_What the task asks_: Retype all the records with nothing changed.

_Dataset items_:

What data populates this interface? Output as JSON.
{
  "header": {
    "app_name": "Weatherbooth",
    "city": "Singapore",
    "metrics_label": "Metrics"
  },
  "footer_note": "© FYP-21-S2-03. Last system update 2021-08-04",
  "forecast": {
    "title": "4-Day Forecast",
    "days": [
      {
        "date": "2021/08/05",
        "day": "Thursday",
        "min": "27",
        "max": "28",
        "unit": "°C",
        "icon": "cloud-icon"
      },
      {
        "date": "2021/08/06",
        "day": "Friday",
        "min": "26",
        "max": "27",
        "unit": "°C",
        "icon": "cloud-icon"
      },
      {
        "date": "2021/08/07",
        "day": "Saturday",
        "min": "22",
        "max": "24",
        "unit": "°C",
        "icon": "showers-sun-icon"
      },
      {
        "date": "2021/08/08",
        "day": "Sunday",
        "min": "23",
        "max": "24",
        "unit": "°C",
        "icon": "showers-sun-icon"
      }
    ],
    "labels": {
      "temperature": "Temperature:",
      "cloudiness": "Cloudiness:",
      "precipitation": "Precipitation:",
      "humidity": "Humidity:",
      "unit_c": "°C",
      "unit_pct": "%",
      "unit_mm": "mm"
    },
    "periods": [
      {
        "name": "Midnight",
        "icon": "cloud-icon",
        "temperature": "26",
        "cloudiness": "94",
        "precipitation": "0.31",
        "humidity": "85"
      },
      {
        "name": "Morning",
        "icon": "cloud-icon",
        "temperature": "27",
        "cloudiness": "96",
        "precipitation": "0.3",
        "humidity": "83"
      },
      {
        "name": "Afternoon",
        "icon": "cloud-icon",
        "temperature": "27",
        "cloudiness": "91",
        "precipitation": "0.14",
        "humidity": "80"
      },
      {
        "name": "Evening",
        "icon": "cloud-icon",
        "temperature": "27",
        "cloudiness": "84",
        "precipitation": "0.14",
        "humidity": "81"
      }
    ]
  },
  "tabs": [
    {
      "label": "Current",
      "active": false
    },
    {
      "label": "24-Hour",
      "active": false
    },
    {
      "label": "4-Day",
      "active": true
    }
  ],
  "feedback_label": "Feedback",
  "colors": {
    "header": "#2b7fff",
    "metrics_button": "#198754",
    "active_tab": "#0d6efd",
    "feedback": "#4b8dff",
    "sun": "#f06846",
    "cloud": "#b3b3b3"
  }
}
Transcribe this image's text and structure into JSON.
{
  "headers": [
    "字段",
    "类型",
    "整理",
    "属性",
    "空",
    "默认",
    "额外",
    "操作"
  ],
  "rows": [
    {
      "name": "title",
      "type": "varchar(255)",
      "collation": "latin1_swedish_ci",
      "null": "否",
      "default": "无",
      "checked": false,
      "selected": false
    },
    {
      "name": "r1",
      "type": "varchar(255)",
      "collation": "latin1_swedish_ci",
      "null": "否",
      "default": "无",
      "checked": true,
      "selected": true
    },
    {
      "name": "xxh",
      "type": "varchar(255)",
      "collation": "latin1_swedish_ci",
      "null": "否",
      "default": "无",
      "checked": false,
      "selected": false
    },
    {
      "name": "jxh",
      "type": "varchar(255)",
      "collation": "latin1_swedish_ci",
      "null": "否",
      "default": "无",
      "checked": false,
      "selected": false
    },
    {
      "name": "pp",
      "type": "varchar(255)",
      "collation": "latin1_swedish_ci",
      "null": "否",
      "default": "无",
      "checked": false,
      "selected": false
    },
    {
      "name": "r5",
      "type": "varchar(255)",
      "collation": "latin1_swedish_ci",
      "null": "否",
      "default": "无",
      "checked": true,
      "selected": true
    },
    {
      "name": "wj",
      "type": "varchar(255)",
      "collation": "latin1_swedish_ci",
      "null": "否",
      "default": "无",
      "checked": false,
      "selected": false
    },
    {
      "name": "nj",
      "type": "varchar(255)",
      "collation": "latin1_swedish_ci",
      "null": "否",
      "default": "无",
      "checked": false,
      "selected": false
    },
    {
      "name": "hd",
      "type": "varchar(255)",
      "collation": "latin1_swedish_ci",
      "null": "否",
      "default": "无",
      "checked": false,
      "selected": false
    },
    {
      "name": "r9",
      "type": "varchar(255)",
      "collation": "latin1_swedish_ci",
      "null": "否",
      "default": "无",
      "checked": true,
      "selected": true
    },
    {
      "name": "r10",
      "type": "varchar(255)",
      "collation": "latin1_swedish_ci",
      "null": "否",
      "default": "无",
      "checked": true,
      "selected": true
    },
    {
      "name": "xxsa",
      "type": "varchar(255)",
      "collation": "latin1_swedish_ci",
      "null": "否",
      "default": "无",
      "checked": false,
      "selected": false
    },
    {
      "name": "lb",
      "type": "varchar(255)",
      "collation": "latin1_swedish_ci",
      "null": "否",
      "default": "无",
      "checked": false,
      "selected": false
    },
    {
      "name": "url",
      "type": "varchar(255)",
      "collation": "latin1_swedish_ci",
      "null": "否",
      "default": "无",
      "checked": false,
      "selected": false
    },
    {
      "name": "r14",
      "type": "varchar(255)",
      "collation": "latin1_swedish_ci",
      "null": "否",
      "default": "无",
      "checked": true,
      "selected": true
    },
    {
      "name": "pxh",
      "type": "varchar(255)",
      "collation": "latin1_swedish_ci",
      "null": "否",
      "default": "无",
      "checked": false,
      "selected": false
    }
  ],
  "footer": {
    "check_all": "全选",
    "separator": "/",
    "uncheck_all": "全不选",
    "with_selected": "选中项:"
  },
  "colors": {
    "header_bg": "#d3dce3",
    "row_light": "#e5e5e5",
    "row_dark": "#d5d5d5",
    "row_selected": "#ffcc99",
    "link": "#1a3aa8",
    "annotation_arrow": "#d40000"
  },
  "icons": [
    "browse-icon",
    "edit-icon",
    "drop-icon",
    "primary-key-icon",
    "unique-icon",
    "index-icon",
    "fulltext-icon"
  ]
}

_Correct response_:
What data populates this interface? Output as JSON.
{
  "header": {
    "app_name": "Weatherbooth",
    "city": "Singapore",
    "metrics_label": "Metrics"
  },
  "footer_note": "© FYP-21-S2-03. Last system update 2021-08-04",
  "forecast": {
    "title": "4-Day Forecast",
    "days": [
      {
        "date": "2021/08/05",
        "day": "Thursday",
        "min": "27",
        "max": "28",
        "unit": "°C",
        "icon": "cloud-icon"
      },
      {
        "date": "2021/08/06",
        "day": "Friday",
        "min": "26",
        "max": "27",
        "unit": "°C",
        "icon": "cloud-icon"
      },
      {
        "date": "2021/08/07",
        "day": "Saturday",
        "min": "22",
        "max": "24",
        "unit": "°C",
        "icon": "showers-sun-icon"
      },
      {
        "date": "2021/08/08",
        "day": "Sunday",
        "min": "23",
        "max": "24",
        "unit": "°C",
        "icon": "showers-sun-icon"
      }
    ],
    "labels": {
      "temperature": "Temperature:",
      "cloudiness": "Cloudiness:",
      "precipitation": "Precipitation:",
      "humidity": "Humidity:",
      "unit_c": "°C",
      "unit_pct": "%",
      "unit_mm": "mm"
    },
    "periods": [
      {
        "name": "Midnight",
        "icon": "cloud-icon",
        "temperature": "26",
        "cloudiness": "94",
        "precipitation": "0.31",
        "humidity": "85"
      },
      {
        "name": "Morning",
        "icon": "cloud-icon",
        "temperature": "27",
        "cloudiness": "96",
        "precipitation": "0.3",
        "humidity": "83"
      },
      {
        "name": "Afternoon",
        "icon": "cloud-icon",
        "temperature": "27",
        "cloudiness": "91",
        "precipitation": "0.14",
        "humidity": "80"
      },
      {
        "name": "Evening",
        "icon": "cloud-icon",
        "temperature": "27",
        "cloudiness": "84",
        "precipitation": "0.14",
        "humidity": "81"
      }
    ]
  },
  "tabs": [
    {
      "label": "Current",
      "active": false
    },
    {
      "label": "24-Hour",
      "active": false
    },
    {
      "label": "4-Day",
      "active": true
    }
  ],
  "feedback_label": "Feedback",
  "colors": {
    "header": "#2b7fff",
    "metrics_button": "#198754",
    "active_tab": "#0d6efd",
    "feedback": "#4b8dff",
    "sun": "#f06846",
    "cloud": "#b3b3b3"
  }
}
Transcribe this image's text and structure into JSON.
{
  "headers": [
    "字段",
    "类型",
    "整理",
    "属性",
    "空",
    "默认",
    "额外",
    "操作"
  ],
  "rows": [
    {
      "name": "title",
      "type": "varchar(255)",
      "collation": "latin1_swedish_ci",
      "null": "否",
      "default": "无",
      "checked": false,
      "selected": false
    },
    {
      "name": "r1",
      "type": "varchar(255)",
      "collation": "latin1_swedish_ci",
      "null": "否",
      "default": "无",
      "checked": true,
      "selected": true
    },
    {
      "name": "xxh",
      "type": "varchar(255)",
      "collation": "latin1_swedish_ci",
      "null": "否",
      "default": "无",
      "checked": false,
      "selected": false
    },
    {
      "name": "jxh",
      "type": "varchar(255)",
      "collation": "latin1_swedish_ci",
      "null": "否",
      "default": "无",
      "checked": false,
      "selected": false
    },
    {
      "name": "pp",
      "type": "varchar(255)",
      "collation": "latin1_swedish_ci",
      "null": "否",
      "default": "无",
      "checked": false,
      "selected": false
    },
    {
      "name": "r5",
      "type": "varchar(255)",
      "collation": "latin1_swedish_ci",
      "null": "否",
      "default": "无",
      "checked": true,
      "selected": true
    },
    {
      "name": "wj",
      "type": "varchar(255)",
      "collation": "latin1_swedish_ci",
      "null": "否",
      "default": "无",
      "checked": false,
      "selected": false
    },
    {
      "name": "nj",
      "type": "varchar(255)",
      "collation": "latin1_swedish_ci",
      "null": "否",
      "default": "无",
      "checked": false,
      "selected": false
    },
    {
      "name": "hd",
      "type": "varchar(255)",
      "collation": "latin1_swedish_ci",
      "null": "否",
      "default": "无",
      "checked": false,
      "selected": false
    },
    {
      "name": "r9",
      "type": "varchar(255)",
      "collation": "latin1_swedish_ci",
      "null": "否",
      "default": "无",
      "checked": true,
      "selected": true
    },
    {
      "name": "r10",
      "type": "varchar(255)",
      "collation": "latin1_swedish_ci",
      "null": "否",
      "default": "无",
      "checked": true,
      "selected": true
    },
    {
      "name": "xxsa",
      "type": "varchar(255)",
      "collation": "latin1_swedish_ci",
      "null": "否",
      "default": "无",
      "checked": false,
      "selected": false
    },
    {
      "name": "lb",
      "type": "varchar(255)",
      "collation": "latin1_swedish_ci",
      "null": "否",
      "default": "无",
      "checked": false,
      "selected": false
    },
    {
      "name": "url",
      "type": "varchar(255)",
      "collation": "latin1_swedish_ci",
      "null": "否",
      "default": "无",
      "checked": false,
      "selected": false
    },
    {
      "name": "r14",
      "type": "varchar(255)",
      "collation": "latin1_swedish_ci",
      "null": "否",
      "default": "无",
      "checked": true,
      "selected": true
    },
    {
      "name": "pxh",
      "type": "varchar(255)",
      "collation": "latin1_swedish_ci",
      "null": "否",
      "default": "无",
      "checked": false,
      "selected": false
    }
  ],
  "footer": {
    "check_all": "全选",
    "separator": "/",
    "uncheck_all": "全不选",
    "with_selected": "选中项:"
  },
  "colors": {
    "header_bg": "#d3dce3",
    "row_light": "#e5e5e5",
    "row_dark": "#d5d5d5",
    "row_selected": "#ffcc99",
    "link": "#1a3aa8",
    "annotation_arrow": "#d40000"
  },
  "icons": [
    "browse-icon",
    "edit-icon",
    "drop-icon",
    "primary-key-icon",
    "unique-icon",
    "index-icon",
    "fulltext-icon"
  ]
}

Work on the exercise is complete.